» What the task requires
Reproduce verbatim every line of the data from the one containing "x-tick-label: −2 — [149, 393, 170, 409]" down to the one containing "x-tick-label: −1 — [236, 393, 257, 409]", including both of those lines.

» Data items
:::::
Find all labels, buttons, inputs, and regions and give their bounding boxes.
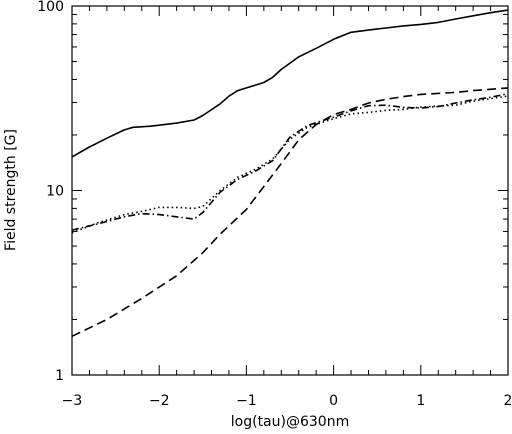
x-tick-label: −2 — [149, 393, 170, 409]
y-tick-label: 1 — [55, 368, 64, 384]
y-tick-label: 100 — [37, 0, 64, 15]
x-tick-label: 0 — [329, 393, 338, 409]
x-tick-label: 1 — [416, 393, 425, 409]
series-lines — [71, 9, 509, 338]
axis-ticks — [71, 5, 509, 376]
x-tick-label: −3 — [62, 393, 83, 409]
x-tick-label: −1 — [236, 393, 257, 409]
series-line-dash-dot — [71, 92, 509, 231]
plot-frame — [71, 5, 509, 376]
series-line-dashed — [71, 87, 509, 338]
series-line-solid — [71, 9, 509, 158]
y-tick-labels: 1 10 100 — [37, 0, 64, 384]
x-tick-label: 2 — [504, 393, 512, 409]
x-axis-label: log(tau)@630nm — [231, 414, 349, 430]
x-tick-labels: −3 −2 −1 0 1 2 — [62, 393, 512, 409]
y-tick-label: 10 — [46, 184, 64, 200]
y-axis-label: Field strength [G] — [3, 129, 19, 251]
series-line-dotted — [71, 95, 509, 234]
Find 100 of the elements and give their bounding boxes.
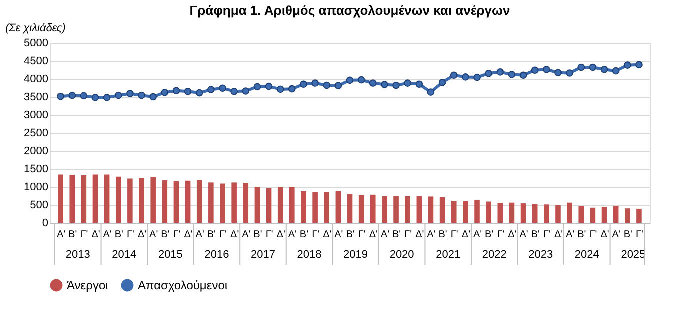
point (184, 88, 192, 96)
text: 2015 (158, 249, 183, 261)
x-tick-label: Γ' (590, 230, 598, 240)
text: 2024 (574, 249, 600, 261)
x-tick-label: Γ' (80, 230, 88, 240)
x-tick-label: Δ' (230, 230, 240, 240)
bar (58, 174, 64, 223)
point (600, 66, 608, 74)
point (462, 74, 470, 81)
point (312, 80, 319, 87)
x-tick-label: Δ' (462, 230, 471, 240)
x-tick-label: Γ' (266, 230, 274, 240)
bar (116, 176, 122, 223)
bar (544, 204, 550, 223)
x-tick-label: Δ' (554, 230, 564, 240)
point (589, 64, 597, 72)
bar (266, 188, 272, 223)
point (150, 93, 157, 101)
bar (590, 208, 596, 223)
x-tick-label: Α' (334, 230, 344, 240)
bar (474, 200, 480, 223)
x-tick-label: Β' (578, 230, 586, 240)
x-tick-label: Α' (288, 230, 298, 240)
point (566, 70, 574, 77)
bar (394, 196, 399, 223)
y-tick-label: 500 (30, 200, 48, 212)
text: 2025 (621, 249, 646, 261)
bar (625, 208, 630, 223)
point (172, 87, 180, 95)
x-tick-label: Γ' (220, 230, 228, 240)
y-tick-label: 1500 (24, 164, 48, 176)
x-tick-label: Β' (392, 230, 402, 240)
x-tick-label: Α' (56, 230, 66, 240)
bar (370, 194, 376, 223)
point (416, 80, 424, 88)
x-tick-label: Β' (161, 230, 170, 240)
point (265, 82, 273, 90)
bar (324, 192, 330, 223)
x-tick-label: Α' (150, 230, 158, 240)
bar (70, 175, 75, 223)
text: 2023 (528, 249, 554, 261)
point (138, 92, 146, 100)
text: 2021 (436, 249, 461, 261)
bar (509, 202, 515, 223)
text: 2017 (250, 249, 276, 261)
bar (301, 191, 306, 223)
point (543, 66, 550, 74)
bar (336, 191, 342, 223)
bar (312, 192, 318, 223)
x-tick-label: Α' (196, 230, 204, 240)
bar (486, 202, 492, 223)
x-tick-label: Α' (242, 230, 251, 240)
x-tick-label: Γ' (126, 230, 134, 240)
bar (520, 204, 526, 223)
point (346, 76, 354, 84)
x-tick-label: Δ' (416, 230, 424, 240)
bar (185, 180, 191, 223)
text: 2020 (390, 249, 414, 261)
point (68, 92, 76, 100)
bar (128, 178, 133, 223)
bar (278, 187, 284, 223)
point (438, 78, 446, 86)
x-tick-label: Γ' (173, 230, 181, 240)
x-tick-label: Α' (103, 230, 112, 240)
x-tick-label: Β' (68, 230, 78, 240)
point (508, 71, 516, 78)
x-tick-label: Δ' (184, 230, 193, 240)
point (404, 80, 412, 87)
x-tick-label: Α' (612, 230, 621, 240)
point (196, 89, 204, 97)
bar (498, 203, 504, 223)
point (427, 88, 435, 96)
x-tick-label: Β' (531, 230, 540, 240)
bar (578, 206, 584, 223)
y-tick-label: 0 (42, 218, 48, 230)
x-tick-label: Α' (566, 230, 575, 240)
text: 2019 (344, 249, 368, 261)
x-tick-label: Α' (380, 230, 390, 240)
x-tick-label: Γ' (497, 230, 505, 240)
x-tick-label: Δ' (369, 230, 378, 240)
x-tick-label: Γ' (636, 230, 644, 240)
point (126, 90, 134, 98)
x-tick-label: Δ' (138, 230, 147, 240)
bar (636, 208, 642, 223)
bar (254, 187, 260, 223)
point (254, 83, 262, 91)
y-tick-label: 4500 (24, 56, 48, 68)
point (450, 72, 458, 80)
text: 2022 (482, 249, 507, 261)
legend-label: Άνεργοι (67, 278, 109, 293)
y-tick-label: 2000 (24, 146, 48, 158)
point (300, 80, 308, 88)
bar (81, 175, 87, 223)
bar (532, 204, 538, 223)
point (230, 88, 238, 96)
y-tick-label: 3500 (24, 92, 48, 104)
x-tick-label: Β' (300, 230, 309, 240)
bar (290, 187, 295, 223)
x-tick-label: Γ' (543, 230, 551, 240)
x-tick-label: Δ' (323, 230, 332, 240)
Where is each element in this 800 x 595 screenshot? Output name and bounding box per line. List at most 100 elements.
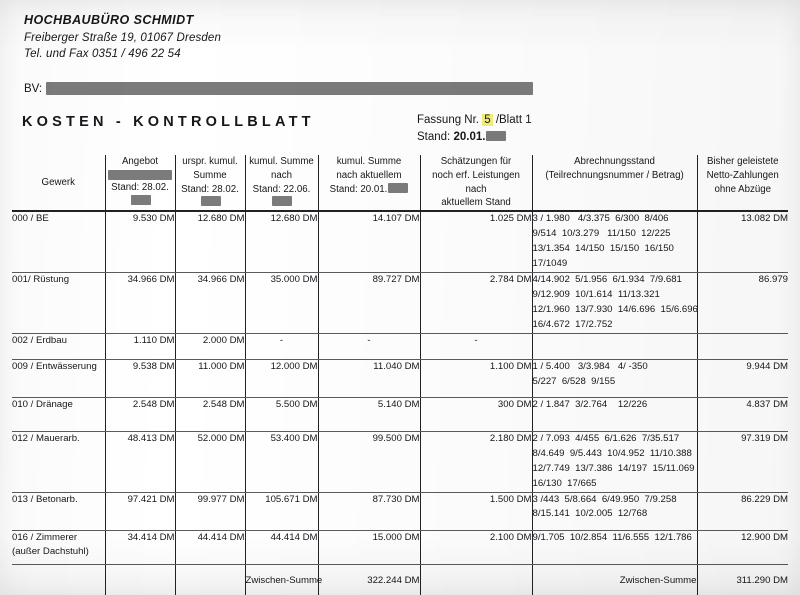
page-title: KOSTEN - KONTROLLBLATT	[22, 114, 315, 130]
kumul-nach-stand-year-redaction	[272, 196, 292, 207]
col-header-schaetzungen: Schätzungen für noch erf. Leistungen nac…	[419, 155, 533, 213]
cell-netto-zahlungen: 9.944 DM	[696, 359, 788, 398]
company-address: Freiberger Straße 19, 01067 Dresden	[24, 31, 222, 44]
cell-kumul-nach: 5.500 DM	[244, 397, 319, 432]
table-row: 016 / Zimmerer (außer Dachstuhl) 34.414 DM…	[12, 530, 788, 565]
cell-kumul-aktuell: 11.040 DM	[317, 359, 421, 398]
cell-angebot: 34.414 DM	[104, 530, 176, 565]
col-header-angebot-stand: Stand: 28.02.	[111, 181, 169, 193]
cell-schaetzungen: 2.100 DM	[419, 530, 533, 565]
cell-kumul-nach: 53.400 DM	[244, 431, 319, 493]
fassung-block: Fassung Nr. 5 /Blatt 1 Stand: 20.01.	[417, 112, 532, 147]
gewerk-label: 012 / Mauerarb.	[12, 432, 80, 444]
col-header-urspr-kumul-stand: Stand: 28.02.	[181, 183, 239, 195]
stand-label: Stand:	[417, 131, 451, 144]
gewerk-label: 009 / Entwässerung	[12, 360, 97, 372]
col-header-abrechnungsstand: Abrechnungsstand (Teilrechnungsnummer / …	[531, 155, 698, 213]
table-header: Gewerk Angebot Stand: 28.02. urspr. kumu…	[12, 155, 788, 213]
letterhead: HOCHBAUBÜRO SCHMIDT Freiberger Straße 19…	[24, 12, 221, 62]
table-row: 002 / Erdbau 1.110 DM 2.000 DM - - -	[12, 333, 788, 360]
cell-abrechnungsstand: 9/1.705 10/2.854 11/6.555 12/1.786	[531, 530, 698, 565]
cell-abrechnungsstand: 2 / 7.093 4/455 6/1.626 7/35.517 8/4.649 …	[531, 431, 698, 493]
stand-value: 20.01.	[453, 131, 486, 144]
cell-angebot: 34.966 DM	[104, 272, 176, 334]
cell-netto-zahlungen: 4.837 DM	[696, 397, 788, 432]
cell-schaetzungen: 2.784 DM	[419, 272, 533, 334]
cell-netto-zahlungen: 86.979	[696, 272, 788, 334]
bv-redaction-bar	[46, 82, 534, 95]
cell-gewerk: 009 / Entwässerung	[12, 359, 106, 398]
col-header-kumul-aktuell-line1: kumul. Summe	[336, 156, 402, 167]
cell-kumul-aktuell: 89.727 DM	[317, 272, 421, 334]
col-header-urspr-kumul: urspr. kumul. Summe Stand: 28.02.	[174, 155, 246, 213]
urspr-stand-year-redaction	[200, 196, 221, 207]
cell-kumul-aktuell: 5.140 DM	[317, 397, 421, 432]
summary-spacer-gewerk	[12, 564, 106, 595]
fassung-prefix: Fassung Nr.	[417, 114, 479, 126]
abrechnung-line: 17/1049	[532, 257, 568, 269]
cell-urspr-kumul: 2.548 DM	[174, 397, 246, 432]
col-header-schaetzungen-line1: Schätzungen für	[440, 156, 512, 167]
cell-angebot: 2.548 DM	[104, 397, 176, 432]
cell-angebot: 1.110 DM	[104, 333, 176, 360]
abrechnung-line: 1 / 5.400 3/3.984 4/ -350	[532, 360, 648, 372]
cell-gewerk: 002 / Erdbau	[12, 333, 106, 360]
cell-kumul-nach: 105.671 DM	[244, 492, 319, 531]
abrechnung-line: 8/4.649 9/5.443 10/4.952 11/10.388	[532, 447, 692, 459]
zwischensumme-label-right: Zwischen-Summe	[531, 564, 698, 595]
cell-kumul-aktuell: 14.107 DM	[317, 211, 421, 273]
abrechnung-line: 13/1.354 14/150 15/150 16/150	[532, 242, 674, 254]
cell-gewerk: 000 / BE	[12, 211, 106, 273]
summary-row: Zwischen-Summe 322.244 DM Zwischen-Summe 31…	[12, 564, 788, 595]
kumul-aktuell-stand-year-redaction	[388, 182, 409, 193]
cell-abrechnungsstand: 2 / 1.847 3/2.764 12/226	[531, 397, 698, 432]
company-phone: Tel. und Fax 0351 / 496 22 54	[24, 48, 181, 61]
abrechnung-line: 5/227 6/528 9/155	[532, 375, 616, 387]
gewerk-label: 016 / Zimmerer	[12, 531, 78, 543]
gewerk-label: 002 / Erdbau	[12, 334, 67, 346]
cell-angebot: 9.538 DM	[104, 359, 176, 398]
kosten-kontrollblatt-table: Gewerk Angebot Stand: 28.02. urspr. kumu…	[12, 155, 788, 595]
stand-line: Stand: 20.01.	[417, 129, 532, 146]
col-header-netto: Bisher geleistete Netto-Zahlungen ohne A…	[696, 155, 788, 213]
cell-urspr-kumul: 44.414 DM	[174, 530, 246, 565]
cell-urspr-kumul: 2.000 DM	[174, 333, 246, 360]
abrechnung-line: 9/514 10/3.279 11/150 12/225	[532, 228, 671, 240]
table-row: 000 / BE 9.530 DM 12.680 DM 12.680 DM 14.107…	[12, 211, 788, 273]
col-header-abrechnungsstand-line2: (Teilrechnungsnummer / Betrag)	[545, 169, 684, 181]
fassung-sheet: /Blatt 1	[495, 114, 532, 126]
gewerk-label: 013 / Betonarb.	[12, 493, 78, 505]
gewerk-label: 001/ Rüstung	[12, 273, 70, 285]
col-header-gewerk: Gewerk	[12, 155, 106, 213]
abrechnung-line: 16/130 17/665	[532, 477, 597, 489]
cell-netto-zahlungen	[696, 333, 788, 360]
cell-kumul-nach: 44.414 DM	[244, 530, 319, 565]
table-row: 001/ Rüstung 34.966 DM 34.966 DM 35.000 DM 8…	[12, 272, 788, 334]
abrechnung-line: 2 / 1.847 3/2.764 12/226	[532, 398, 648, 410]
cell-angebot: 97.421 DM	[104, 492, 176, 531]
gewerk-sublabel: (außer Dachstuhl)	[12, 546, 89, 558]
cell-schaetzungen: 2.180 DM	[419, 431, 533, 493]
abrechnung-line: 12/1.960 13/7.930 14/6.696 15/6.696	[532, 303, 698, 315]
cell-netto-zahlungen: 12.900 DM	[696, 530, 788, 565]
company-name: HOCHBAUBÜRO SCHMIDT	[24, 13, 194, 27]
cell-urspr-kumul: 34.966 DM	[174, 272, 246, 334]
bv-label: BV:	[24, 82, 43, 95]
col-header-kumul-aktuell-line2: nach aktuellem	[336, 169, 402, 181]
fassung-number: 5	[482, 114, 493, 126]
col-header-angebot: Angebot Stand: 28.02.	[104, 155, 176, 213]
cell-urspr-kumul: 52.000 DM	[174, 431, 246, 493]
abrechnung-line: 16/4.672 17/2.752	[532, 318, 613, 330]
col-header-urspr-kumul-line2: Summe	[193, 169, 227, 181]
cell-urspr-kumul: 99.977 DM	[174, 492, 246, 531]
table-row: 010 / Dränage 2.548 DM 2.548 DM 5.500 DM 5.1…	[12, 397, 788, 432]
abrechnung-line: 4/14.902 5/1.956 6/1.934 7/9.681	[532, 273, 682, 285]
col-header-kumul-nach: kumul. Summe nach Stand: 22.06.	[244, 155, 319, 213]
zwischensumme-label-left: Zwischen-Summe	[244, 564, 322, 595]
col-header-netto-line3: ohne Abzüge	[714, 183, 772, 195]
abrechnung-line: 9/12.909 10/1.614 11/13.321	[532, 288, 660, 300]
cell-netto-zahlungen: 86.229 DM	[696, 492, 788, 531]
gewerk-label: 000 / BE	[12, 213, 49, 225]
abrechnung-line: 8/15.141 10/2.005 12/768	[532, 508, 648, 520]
:::::
» Finished task
x-tick-label: −2 — [149, 393, 170, 409]
y-tick-label: 1 — [55, 368, 64, 384]
y-tick-label: 100 — [37, 0, 64, 15]
x-tick-label: 0 — [329, 393, 338, 409]
x-tick-label: 1 — [416, 393, 425, 409]
series-lines — [71, 9, 509, 338]
axis-ticks — [71, 5, 509, 376]
x-tick-label: −3 — [62, 393, 83, 409]
x-tick-label: −1 — [236, 393, 257, 409]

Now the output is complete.